(Dataset rows)

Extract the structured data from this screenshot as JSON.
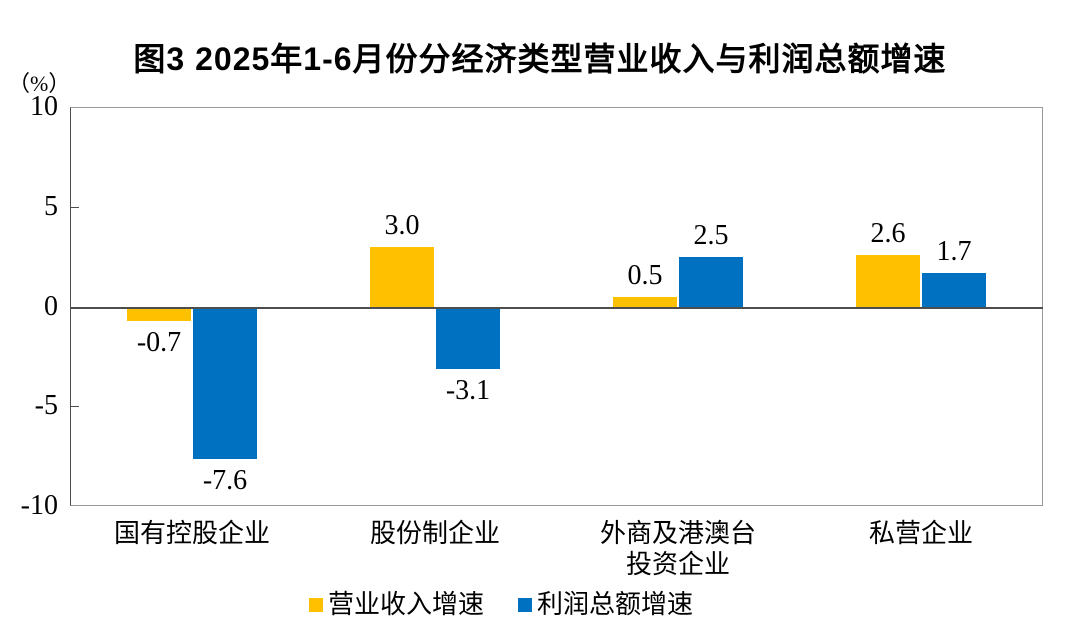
{
  "page": {
    "background": "#FFFFFF",
    "text_color": "#000000"
  },
  "chart_data": {
    "type": "bar",
    "title": "图3 2025年1-6月份分经济类型营业收入与利润总额增速",
    "unit_label": "（%）",
    "categories": [
      "国有控股企业",
      "股份制企业",
      "外商及港澳台\n投资企业",
      "私营企业"
    ],
    "series": [
      {
        "name": "营业收入增速",
        "color": "#FFC000",
        "values": [
          -0.7,
          3.0,
          0.5,
          2.6
        ],
        "labels": [
          "-0.7",
          "3.0",
          "0.5",
          "2.6"
        ]
      },
      {
        "name": "利润总额增速",
        "color": "#0070C0",
        "values": [
          -7.6,
          -3.1,
          2.5,
          1.7
        ],
        "labels": [
          "-7.6",
          "-3.1",
          "2.5",
          "1.7"
        ]
      }
    ],
    "ylim": [
      -10,
      10
    ],
    "ytick_values": [
      10,
      5,
      0,
      -5,
      -10
    ],
    "ytick_labels": [
      "10",
      "5",
      "0",
      "-5",
      "-10"
    ],
    "grid": false,
    "legend_position": "bottom",
    "axis_color": "#4D4D4D",
    "plot_border_color": "#999999"
  }
}
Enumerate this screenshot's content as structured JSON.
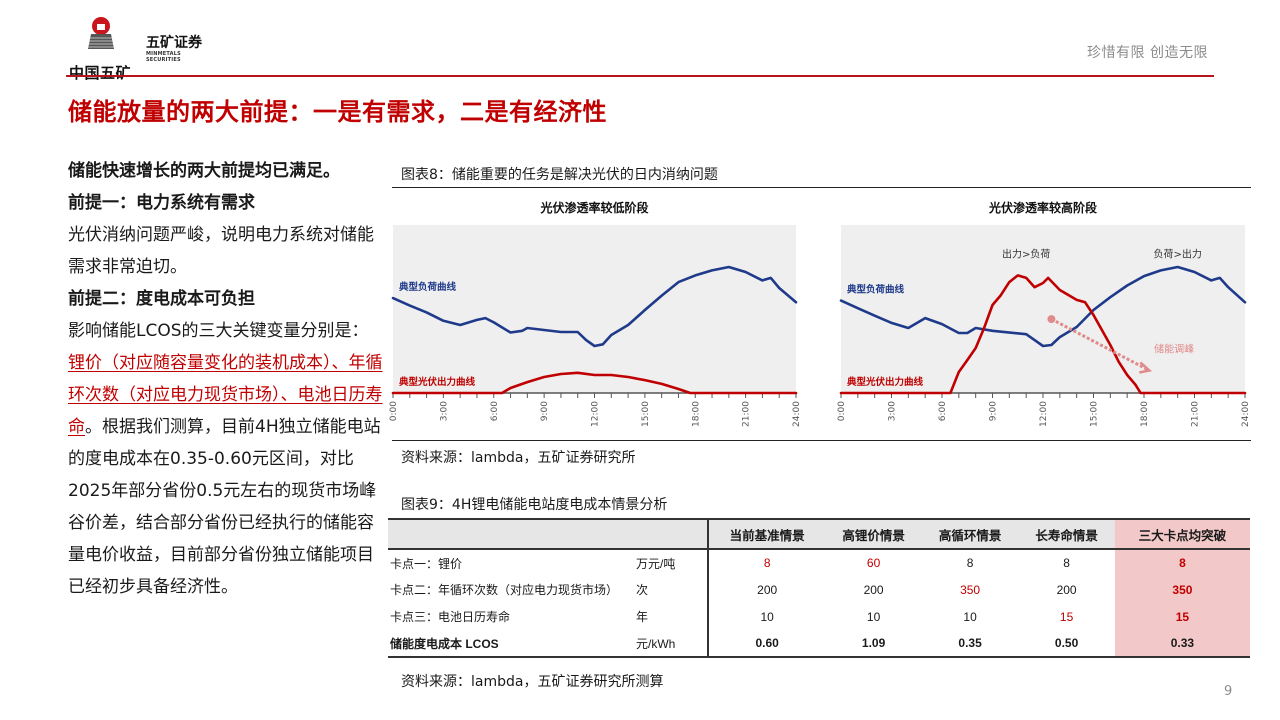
{
  "header": {
    "logo_cn": "中国五矿",
    "brand_cn": "五矿证券",
    "brand_en": "MINMETALS SECURITIES",
    "slogan": "珍惜有限  创造无限",
    "accent_color": "#b4161c"
  },
  "page_title": "储能放量的两大前提：一是有需求，二是有经济性",
  "left_text": {
    "headline": "储能快速增长的两大前提均已满足。",
    "premise1_title": "前提一：电力系统有需求",
    "premise1_body": "光伏消纳问题严峻，说明电力系统对储能需求非常迫切。",
    "premise2_title": "前提二：度电成本可负担",
    "premise2_intro": "影响储能LCOS的三大关键变量分别是：",
    "premise2_highlight": "锂价（对应随容量变化的装机成本）、年循环次数（对应电力现货市场）、电池日历寿命",
    "premise2_rest": "。根据我们测算，目前4H独立储能电站的度电成本在0.35-0.60元区间，对比2025年部分省份0.5元左右的现货市场峰谷价差，结合部分省份已经执行的储能容量电价收益，目前部分省份独立储能项目已经初步具备经济性。"
  },
  "figure8": {
    "caption": "图表8：储能重要的任务是解决光伏的日内消纳问题",
    "source": "资料来源：lambda，五矿证券研究所"
  },
  "figure9": {
    "caption": "图表9：4H锂电储能电站度电成本情景分析",
    "source": "资料来源：lambda，五矿证券研究所测算",
    "headers": [
      "",
      "",
      "当前基准情景",
      "高锂价情景",
      "高循环情景",
      "长寿命情景",
      "三大卡点均突破"
    ],
    "rows": [
      {
        "label": "卡点一：锂价",
        "unit": "万元/吨",
        "values": [
          "8",
          "60",
          "8",
          "8",
          "8"
        ]
      },
      {
        "label": "卡点二：年循环次数（对应电力现货市场）",
        "unit": "次",
        "values": [
          "200",
          "200",
          "350",
          "200",
          "350"
        ]
      },
      {
        "label": "卡点三：电池日历寿命",
        "unit": "年",
        "values": [
          "10",
          "10",
          "10",
          "15",
          "15"
        ]
      },
      {
        "label": "储能度电成本 LCOS",
        "unit": "元/kWh",
        "values": [
          "0.60",
          "1.09",
          "0.35",
          "0.50",
          "0.33"
        ]
      }
    ]
  },
  "chart_data": [
    {
      "type": "line",
      "title": "光伏渗透率较低阶段",
      "xlabel": "",
      "ylabel": "",
      "x_ticks": [
        "0:00",
        "3:00",
        "6:00",
        "9:00",
        "12:00",
        "15:00",
        "18:00",
        "21:00",
        "24:00"
      ],
      "xlim": [
        0,
        24
      ],
      "ylim": [
        0,
        100
      ],
      "grid": false,
      "series": [
        {
          "name": "典型负荷曲线",
          "color": "#1f3a8a",
          "x": [
            0,
            1,
            2,
            3,
            4,
            5,
            5.5,
            6,
            7,
            7.7,
            8,
            9,
            10,
            11,
            11.5,
            12,
            12.5,
            13,
            14,
            15,
            16,
            17,
            18,
            19,
            20,
            21,
            22,
            22.5,
            23,
            24
          ],
          "values": [
            56.5,
            52,
            48,
            43,
            40.5,
            43.5,
            44.6,
            42,
            36,
            37,
            38.7,
            37.5,
            36.3,
            36.3,
            31.5,
            28,
            29,
            34.5,
            40.5,
            49.4,
            58,
            66,
            70,
            73,
            75,
            72,
            67,
            68.5,
            62.5,
            54
          ]
        },
        {
          "name": "典型光伏出力曲线",
          "color": "#c00000",
          "x": [
            0,
            6.5,
            7,
            8,
            9,
            10,
            11,
            12,
            13,
            14,
            15,
            16,
            17,
            17.7,
            24
          ],
          "values": [
            0,
            0,
            3,
            6.5,
            9.5,
            11.3,
            12,
            10.7,
            10.7,
            9.5,
            7.7,
            5.4,
            2.4,
            0,
            0
          ]
        }
      ],
      "annotations": []
    },
    {
      "type": "line",
      "title": "光伏渗透率较高阶段",
      "xlabel": "",
      "ylabel": "",
      "x_ticks": [
        "0:00",
        "3:00",
        "6:00",
        "9:00",
        "12:00",
        "15:00",
        "18:00",
        "21:00",
        "24:00"
      ],
      "xlim": [
        0,
        24
      ],
      "ylim": [
        0,
        100
      ],
      "grid": false,
      "series": [
        {
          "name": "典型负荷曲线",
          "color": "#1f3a8a",
          "x": [
            0,
            1,
            2,
            3,
            4,
            5,
            6,
            7,
            7.5,
            8,
            9,
            11,
            11.5,
            12,
            12.5,
            13,
            14,
            15,
            16,
            17,
            18,
            19,
            20,
            21,
            22,
            22.5,
            23,
            24
          ],
          "values": [
            55,
            50.5,
            46,
            41.7,
            38.7,
            44.6,
            41,
            35.7,
            35.7,
            38.7,
            37,
            35,
            31.5,
            28,
            28.6,
            33.3,
            39.3,
            49.4,
            57,
            64,
            69.6,
            73,
            75,
            72,
            67,
            68.5,
            63,
            54
          ]
        },
        {
          "name": "典型光伏出力曲线",
          "color": "#c00000",
          "x": [
            0,
            6.5,
            7,
            7.5,
            8,
            8.5,
            9,
            9.5,
            10,
            10.5,
            11,
            11.5,
            12,
            12.3,
            13,
            14,
            14.5,
            15,
            15.5,
            16,
            16.5,
            17,
            17.5,
            17.8,
            24
          ],
          "values": [
            0,
            0,
            12.5,
            19.6,
            26.8,
            38.7,
            52.4,
            58.3,
            66,
            70,
            68.5,
            63,
            65.5,
            68.5,
            61.3,
            55.4,
            54,
            46.4,
            37.5,
            28.6,
            18.5,
            10.7,
            4.8,
            0,
            0
          ]
        }
      ],
      "annotations": [
        {
          "text": "出力>负荷",
          "x": 11,
          "y": 80
        },
        {
          "text": "负荷>出力",
          "x": 20,
          "y": 80
        },
        {
          "text": "储能调峰",
          "x": 18.6,
          "y": 24,
          "color": "#e08a8a",
          "arrow_from": [
            12.5,
            44
          ],
          "arrow_to": [
            18.2,
            14
          ]
        }
      ]
    }
  ],
  "page_number": "9"
}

**Task brief:** Leave out the pictures and output the rest of the material exactly as written.

**Written answer:**
Extract the structured data from this screenshot as JSON.
{
  "page": {
    "background": "#FFFFFF",
    "text_color": "#000000"
  },
  "chart_data": {
    "type": "bar",
    "title": "图3 2025年1-6月份分经济类型营业收入与利润总额增速",
    "unit_label": "（%）",
    "categories": [
      "国有控股企业",
      "股份制企业",
      "外商及港澳台\n投资企业",
      "私营企业"
    ],
    "series": [
      {
        "name": "营业收入增速",
        "color": "#FFC000",
        "values": [
          -0.7,
          3.0,
          0.5,
          2.6
        ],
        "labels": [
          "-0.7",
          "3.0",
          "0.5",
          "2.6"
        ]
      },
      {
        "name": "利润总额增速",
        "color": "#0070C0",
        "values": [
          -7.6,
          -3.1,
          2.5,
          1.7
        ],
        "labels": [
          "-7.6",
          "-3.1",
          "2.5",
          "1.7"
        ]
      }
    ],
    "ylim": [
      -10,
      10
    ],
    "ytick_values": [
      10,
      5,
      0,
      -5,
      -10
    ],
    "ytick_labels": [
      "10",
      "5",
      "0",
      "-5",
      "-10"
    ],
    "grid": false,
    "legend_position": "bottom",
    "axis_color": "#4D4D4D",
    "plot_border_color": "#999999"
  }
}
Enumerate this screenshot's content as structured JSON.
{
  "header": {
    "logo_cn": "中国五矿",
    "brand_cn": "五矿证券",
    "brand_en": "MINMETALS SECURITIES",
    "slogan": "珍惜有限  创造无限",
    "accent_color": "#b4161c"
  },
  "page_title": "储能放量的两大前提：一是有需求，二是有经济性",
  "left_text": {
    "headline": "储能快速增长的两大前提均已满足。",
    "premise1_title": "前提一：电力系统有需求",
    "premise1_body": "光伏消纳问题严峻，说明电力系统对储能需求非常迫切。",
    "premise2_title": "前提二：度电成本可负担",
    "premise2_intro": "影响储能LCOS的三大关键变量分别是：",
    "premise2_highlight": "锂价（对应随容量变化的装机成本）、年循环次数（对应电力现货市场）、电池日历寿命",
    "premise2_rest": "。根据我们测算，目前4H独立储能电站的度电成本在0.35-0.60元区间，对比2025年部分省份0.5元左右的现货市场峰谷价差，结合部分省份已经执行的储能容量电价收益，目前部分省份独立储能项目已经初步具备经济性。"
  },
  "figure8": {
    "caption": "图表8：储能重要的任务是解决光伏的日内消纳问题",
    "source": "资料来源：lambda，五矿证券研究所"
  },
  "figure9": {
    "caption": "图表9：4H锂电储能电站度电成本情景分析",
    "source": "资料来源：lambda，五矿证券研究所测算",
    "headers": [
      "",
      "",
      "当前基准情景",
      "高锂价情景",
      "高循环情景",
      "长寿命情景",
      "三大卡点均突破"
    ],
    "rows": [
      {
        "label": "卡点一：锂价",
        "unit": "万元/吨",
        "values": [
          "8",
          "60",
          "8",
          "8",
          "8"
        ]
      },
      {
        "label": "卡点二：年循环次数（对应电力现货市场）",
        "unit": "次",
        "values": [
          "200",
          "200",
          "350",
          "200",
          "350"
        ]
      },
      {
        "label": "卡点三：电池日历寿命",
        "unit": "年",
        "values": [
          "10",
          "10",
          "10",
          "15",
          "15"
        ]
      },
      {
        "label": "储能度电成本 LCOS",
        "unit": "元/kWh",
        "values": [
          "0.60",
          "1.09",
          "0.35",
          "0.50",
          "0.33"
        ]
      }
    ]
  },
  "chart_data": [
    {
      "type": "line",
      "title": "光伏渗透率较低阶段",
      "xlabel": "",
      "ylabel": "",
      "x_ticks": [
        "0:00",
        "3:00",
        "6:00",
        "9:00",
        "12:00",
        "15:00",
        "18:00",
        "21:00",
        "24:00"
      ],
      "xlim": [
        0,
        24
      ],
      "ylim": [
        0,
        100
      ],
      "grid": false,
      "series": [
        {
          "name": "典型负荷曲线",
          "color": "#1f3a8a",
          "x": [
            0,
            1,
            2,
            3,
            4,
            5,
            5.5,
            6,
            7,
            7.7,
            8,
            9,
            10,
            11,
            11.5,
            12,
            12.5,
            13,
            14,
            15,
            16,
            17,
            18,
            19,
            20,
            21,
            22,
            22.5,
            23,
            24
          ],
          "values": [
            56.5,
            52,
            48,
            43,
            40.5,
            43.5,
            44.6,
            42,
            36,
            37,
            38.7,
            37.5,
            36.3,
            36.3,
            31.5,
            28,
            29,
            34.5,
            40.5,
            49.4,
            58,
            66,
            70,
            73,
            75,
            72,
            67,
            68.5,
            62.5,
            54
          ]
        },
        {
          "name": "典型光伏出力曲线",
          "color": "#c00000",
          "x": [
            0,
            6.5,
            7,
            8,
            9,
            10,
            11,
            12,
            13,
            14,
            15,
            16,
            17,
            17.7,
            24
          ],
          "values": [
            0,
            0,
            3,
            6.5,
            9.5,
            11.3,
            12,
            10.7,
            10.7,
            9.5,
            7.7,
            5.4,
            2.4,
            0,
            0
          ]
        }
      ],
      "annotations": []
    },
    {
      "type": "line",
      "title": "光伏渗透率较高阶段",
      "xlabel": "",
      "ylabel": "",
      "x_ticks": [
        "0:00",
        "3:00",
        "6:00",
        "9:00",
        "12:00",
        "15:00",
        "18:00",
        "21:00",
        "24:00"
      ],
      "xlim": [
        0,
        24
      ],
      "ylim": [
        0,
        100
      ],
      "grid": false,
      "series": [
        {
          "name": "典型负荷曲线",
          "color": "#1f3a8a",
          "x": [
            0,
            1,
            2,
            3,
            4,
            5,
            6,
            7,
            7.5,
            8,
            9,
            11,
            11.5,
            12,
            12.5,
            13,
            14,
            15,
            16,
            17,
            18,
            19,
            20,
            21,
            22,
            22.5,
            23,
            24
          ],
          "values": [
            55,
            50.5,
            46,
            41.7,
            38.7,
            44.6,
            41,
            35.7,
            35.7,
            38.7,
            37,
            35,
            31.5,
            28,
            28.6,
            33.3,
            39.3,
            49.4,
            57,
            64,
            69.6,
            73,
            75,
            72,
            67,
            68.5,
            63,
            54
          ]
        },
        {
          "name": "典型光伏出力曲线",
          "color": "#c00000",
          "x": [
            0,
            6.5,
            7,
            7.5,
            8,
            8.5,
            9,
            9.5,
            10,
            10.5,
            11,
            11.5,
            12,
            12.3,
            13,
            14,
            14.5,
            15,
            15.5,
            16,
            16.5,
            17,
            17.5,
            17.8,
            24
          ],
          "values": [
            0,
            0,
            12.5,
            19.6,
            26.8,
            38.7,
            52.4,
            58.3,
            66,
            70,
            68.5,
            63,
            65.5,
            68.5,
            61.3,
            55.4,
            54,
            46.4,
            37.5,
            28.6,
            18.5,
            10.7,
            4.8,
            0,
            0
          ]
        }
      ],
      "annotations": [
        {
          "text": "出力>负荷",
          "x": 11,
          "y": 80
        },
        {
          "text": "负荷>出力",
          "x": 20,
          "y": 80
        },
        {
          "text": "储能调峰",
          "x": 18.6,
          "y": 24,
          "color": "#e08a8a",
          "arrow_from": [
            12.5,
            44
          ],
          "arrow_to": [
            18.2,
            14
          ]
        }
      ]
    }
  ],
  "page_number": "9"
}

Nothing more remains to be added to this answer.